##### LISTING

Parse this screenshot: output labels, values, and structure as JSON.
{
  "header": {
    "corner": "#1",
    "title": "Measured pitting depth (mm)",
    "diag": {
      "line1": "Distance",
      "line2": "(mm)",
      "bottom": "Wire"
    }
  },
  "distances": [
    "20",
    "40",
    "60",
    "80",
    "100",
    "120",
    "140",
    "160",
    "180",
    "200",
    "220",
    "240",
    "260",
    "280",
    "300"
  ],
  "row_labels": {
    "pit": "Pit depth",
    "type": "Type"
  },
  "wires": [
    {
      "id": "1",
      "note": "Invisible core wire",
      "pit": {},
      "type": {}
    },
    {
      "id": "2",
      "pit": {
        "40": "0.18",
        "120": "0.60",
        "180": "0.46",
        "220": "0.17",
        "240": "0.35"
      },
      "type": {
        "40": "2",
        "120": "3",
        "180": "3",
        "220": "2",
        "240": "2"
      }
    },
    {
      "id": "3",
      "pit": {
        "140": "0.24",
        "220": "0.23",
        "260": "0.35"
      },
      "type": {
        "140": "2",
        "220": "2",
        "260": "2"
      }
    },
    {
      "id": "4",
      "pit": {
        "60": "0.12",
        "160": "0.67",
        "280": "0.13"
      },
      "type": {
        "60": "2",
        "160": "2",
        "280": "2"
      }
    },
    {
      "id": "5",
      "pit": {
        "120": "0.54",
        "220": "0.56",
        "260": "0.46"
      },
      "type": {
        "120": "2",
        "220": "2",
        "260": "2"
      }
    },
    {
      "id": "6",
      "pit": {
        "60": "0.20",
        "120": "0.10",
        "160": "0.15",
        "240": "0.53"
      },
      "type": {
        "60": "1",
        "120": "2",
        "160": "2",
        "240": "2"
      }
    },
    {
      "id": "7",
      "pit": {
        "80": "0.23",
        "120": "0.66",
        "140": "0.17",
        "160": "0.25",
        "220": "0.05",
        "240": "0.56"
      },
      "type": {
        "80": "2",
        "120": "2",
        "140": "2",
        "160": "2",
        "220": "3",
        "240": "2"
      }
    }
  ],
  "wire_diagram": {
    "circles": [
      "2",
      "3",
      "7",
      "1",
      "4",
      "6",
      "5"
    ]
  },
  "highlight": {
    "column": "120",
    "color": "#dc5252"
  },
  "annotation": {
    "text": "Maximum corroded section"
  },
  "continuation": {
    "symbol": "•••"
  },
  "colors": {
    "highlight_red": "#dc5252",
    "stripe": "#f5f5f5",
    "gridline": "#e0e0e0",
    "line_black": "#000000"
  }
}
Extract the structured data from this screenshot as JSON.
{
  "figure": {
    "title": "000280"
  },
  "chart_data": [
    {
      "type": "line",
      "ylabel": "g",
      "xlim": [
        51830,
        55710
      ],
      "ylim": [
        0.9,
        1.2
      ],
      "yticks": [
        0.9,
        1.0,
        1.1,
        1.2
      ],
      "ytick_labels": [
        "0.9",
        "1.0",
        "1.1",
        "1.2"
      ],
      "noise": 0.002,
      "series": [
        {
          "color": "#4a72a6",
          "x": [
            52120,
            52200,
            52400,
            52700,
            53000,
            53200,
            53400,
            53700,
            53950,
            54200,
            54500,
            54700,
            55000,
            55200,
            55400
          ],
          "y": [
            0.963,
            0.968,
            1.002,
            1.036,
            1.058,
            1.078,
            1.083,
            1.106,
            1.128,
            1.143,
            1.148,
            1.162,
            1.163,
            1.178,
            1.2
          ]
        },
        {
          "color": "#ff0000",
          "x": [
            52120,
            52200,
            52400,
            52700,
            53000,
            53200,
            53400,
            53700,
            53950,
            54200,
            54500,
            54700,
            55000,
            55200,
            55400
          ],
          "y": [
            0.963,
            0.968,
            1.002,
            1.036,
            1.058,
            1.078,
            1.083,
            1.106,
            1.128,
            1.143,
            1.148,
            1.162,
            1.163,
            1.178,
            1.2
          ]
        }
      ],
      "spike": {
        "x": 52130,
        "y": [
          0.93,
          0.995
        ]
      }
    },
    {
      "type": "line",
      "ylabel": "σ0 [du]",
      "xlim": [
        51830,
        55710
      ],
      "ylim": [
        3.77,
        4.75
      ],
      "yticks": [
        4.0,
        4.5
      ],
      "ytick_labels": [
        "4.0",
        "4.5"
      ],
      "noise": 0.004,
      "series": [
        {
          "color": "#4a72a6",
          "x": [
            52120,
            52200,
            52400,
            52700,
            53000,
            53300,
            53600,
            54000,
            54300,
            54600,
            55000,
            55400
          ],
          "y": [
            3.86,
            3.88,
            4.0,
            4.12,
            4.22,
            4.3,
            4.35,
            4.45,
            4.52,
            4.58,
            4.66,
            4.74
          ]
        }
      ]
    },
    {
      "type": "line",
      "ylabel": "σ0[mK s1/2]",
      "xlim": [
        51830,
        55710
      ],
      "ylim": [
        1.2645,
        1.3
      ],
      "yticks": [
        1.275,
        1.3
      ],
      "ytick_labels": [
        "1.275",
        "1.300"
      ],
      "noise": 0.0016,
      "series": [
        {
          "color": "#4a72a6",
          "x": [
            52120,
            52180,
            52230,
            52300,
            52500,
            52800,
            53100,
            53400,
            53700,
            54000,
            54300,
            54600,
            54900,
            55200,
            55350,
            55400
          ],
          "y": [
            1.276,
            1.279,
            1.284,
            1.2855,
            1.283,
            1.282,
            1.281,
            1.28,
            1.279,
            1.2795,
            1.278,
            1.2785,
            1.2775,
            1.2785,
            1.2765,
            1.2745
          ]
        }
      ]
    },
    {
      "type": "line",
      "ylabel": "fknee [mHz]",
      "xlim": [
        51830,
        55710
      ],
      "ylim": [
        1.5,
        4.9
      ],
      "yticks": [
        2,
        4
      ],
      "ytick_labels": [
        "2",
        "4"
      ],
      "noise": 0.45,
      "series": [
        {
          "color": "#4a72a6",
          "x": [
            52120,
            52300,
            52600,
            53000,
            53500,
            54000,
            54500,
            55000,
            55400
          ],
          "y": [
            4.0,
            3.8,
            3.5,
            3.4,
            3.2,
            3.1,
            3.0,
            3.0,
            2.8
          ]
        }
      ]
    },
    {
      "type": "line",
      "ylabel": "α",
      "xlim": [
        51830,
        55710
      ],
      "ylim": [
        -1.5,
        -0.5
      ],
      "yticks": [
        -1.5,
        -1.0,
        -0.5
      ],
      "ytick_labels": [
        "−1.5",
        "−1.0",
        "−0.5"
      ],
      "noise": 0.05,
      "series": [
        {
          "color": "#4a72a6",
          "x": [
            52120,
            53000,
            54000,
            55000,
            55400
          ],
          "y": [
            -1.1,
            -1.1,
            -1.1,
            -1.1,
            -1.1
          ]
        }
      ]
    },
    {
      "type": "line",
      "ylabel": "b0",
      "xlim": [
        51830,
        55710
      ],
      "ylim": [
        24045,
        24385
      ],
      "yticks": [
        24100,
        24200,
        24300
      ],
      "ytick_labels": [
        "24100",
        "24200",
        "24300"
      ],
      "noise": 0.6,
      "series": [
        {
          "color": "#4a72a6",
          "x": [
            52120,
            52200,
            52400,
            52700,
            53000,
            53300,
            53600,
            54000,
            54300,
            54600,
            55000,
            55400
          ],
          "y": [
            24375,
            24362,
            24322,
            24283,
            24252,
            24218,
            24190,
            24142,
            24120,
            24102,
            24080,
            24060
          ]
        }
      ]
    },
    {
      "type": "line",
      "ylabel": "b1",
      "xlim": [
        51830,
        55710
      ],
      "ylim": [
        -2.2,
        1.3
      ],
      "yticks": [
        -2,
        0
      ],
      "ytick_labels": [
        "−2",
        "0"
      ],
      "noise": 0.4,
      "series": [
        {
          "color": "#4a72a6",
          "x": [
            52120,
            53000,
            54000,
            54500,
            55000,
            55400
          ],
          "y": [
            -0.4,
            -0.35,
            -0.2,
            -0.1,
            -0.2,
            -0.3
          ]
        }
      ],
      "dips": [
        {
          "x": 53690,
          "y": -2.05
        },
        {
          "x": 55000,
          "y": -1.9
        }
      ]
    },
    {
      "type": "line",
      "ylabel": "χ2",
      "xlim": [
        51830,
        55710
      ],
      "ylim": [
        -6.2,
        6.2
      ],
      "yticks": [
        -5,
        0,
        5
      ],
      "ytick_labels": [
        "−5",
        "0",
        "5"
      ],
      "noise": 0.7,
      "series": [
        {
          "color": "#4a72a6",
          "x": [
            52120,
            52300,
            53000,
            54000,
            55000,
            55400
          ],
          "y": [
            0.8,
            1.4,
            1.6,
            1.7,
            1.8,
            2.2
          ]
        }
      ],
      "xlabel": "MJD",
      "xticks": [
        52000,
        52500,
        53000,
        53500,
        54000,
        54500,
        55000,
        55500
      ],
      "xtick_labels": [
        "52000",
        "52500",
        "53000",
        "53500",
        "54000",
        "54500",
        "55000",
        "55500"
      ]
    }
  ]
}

##########

REQUIRED WORK: Using the records above, gather all lines where the string "depth" is present.

RIGHT ANSWER:
    "title": "Measured pitting depth (mm)",
    "pit": "Pit depth",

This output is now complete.